*Your task*: Copy each line with the word "отсеком" in it.

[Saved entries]
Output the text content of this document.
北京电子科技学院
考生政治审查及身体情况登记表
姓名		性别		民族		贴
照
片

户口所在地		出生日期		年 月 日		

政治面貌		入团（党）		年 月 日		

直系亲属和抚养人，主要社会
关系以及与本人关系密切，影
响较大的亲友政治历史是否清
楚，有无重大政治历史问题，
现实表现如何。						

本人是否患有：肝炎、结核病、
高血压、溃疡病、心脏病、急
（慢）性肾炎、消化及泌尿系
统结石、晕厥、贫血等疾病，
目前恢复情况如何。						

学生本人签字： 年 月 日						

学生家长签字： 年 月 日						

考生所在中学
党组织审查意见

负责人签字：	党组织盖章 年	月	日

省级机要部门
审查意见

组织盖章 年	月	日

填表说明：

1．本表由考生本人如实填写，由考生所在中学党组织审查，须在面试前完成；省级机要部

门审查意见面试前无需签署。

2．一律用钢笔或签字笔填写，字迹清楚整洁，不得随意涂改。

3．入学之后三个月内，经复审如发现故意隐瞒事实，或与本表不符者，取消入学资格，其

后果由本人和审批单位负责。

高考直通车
---
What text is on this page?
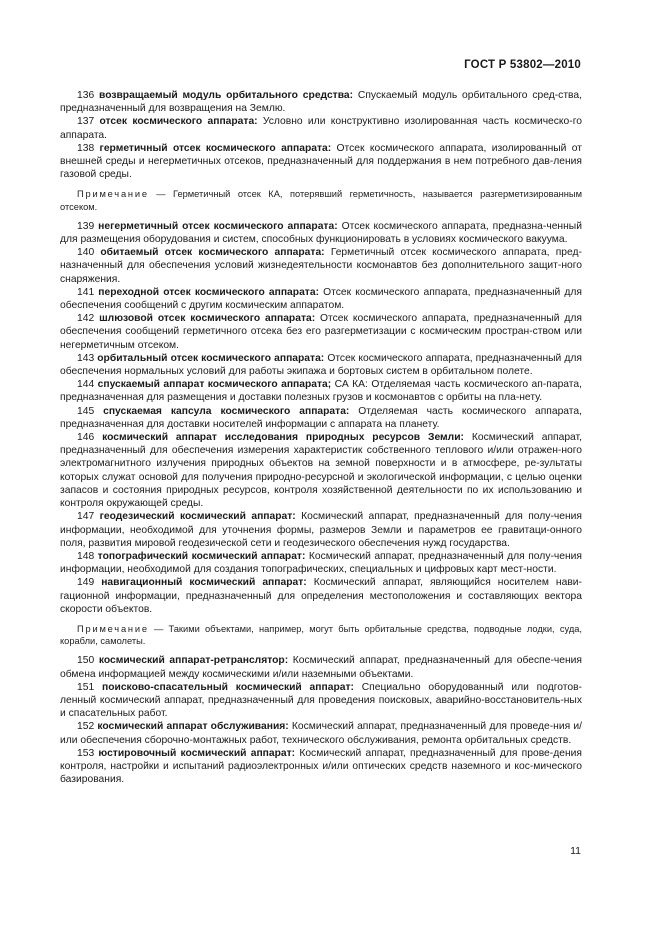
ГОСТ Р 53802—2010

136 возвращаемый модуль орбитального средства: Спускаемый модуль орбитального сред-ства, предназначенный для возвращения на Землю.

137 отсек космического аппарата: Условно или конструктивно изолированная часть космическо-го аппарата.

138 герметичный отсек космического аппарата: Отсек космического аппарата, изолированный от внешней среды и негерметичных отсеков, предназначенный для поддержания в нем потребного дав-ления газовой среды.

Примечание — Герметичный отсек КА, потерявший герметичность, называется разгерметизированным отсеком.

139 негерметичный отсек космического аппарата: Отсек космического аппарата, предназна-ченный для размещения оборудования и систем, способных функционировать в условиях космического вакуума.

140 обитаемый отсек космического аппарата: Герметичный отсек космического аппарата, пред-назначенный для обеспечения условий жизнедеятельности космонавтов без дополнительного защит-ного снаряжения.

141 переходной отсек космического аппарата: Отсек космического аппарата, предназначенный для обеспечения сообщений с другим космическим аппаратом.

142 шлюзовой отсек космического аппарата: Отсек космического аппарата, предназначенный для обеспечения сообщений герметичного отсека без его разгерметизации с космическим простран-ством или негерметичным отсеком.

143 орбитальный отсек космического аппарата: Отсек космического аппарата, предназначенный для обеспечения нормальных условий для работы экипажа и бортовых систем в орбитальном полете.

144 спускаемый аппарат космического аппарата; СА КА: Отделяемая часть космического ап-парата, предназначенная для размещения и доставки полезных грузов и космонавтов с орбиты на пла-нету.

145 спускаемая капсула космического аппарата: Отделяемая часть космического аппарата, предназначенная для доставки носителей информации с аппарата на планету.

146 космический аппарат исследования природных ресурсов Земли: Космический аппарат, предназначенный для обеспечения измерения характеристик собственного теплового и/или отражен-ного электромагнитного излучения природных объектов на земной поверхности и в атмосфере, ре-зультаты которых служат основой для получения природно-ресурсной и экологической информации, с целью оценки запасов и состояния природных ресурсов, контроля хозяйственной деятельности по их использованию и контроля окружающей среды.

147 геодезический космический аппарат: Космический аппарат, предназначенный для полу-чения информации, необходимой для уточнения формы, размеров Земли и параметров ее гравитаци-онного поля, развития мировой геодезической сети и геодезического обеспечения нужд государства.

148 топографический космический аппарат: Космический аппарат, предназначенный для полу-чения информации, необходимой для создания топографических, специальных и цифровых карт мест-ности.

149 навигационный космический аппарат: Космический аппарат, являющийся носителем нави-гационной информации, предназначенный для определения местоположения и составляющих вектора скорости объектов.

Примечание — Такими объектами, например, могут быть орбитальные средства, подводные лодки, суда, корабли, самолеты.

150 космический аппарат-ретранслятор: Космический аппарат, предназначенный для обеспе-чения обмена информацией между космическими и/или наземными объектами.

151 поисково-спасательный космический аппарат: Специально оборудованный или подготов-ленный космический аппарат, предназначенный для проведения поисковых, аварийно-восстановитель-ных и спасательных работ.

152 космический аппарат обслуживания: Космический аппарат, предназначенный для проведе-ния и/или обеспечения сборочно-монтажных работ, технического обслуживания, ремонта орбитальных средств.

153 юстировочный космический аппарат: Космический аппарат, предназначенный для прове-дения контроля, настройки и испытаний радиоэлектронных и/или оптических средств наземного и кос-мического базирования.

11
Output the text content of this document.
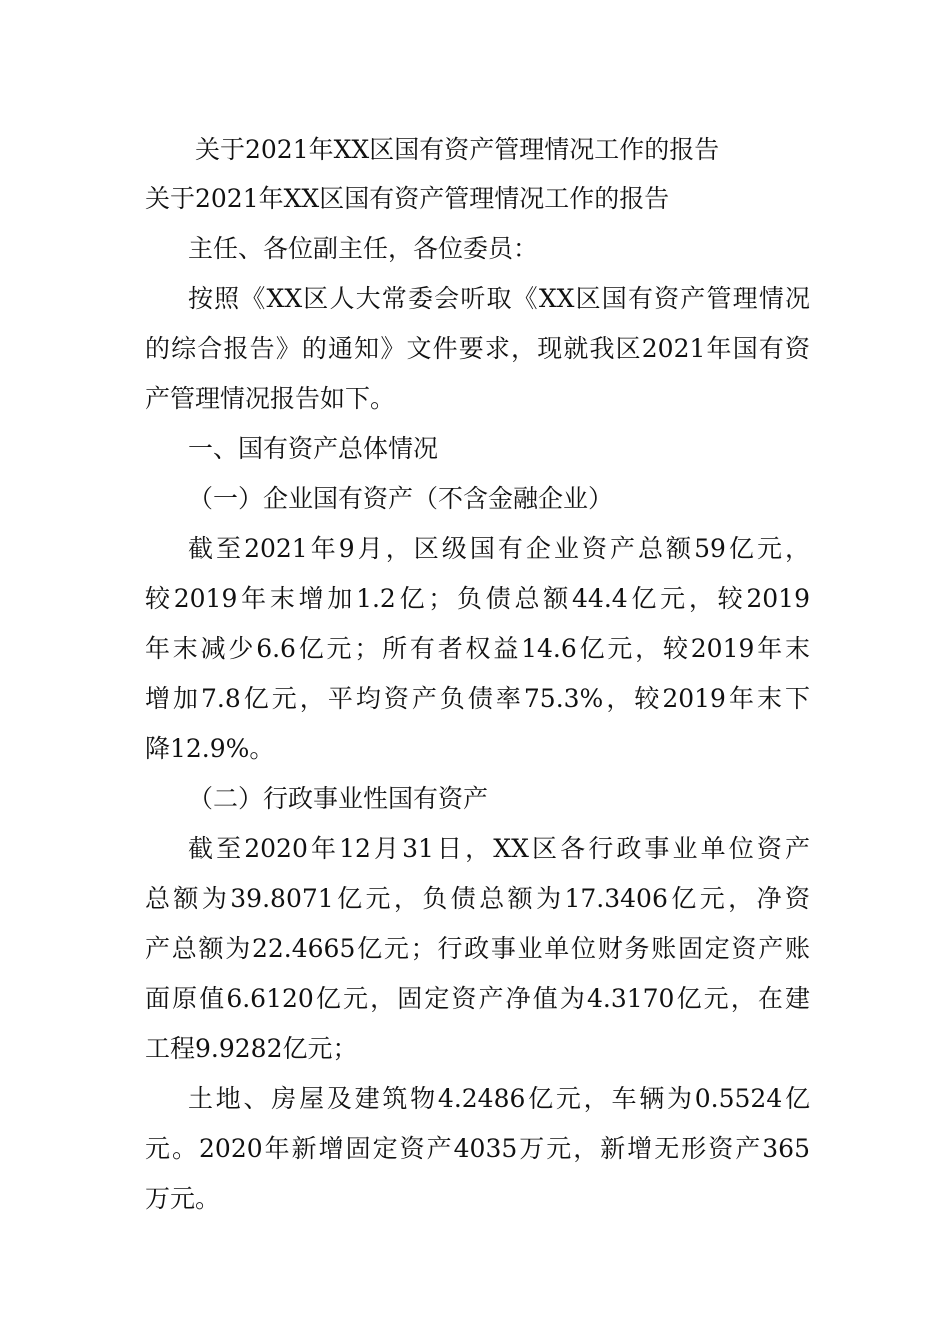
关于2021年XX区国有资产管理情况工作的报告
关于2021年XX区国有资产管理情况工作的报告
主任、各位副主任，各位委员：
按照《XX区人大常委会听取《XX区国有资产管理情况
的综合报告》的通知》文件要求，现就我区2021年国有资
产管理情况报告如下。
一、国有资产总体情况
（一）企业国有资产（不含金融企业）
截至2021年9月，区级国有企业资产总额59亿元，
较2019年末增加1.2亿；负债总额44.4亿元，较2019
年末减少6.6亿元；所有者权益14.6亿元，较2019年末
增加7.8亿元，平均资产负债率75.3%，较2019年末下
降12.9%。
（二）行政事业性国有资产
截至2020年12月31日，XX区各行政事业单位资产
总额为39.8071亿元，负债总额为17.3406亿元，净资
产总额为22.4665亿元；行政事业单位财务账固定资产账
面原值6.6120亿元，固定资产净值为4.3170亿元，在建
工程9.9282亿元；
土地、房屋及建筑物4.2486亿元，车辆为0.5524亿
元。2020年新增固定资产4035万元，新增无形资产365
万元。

*Solved exercise*:
Примечание — Герметичный отсек КА, потерявший герметичность, называется разгерметизированным отсеком.
142 шлюзовой отсек космического аппарата: Отсек космического аппарата, предназначенный для обеспечения сообщений герметичного отсека без его разгерметизации с космическим простран-ством или негерметичным отсеком.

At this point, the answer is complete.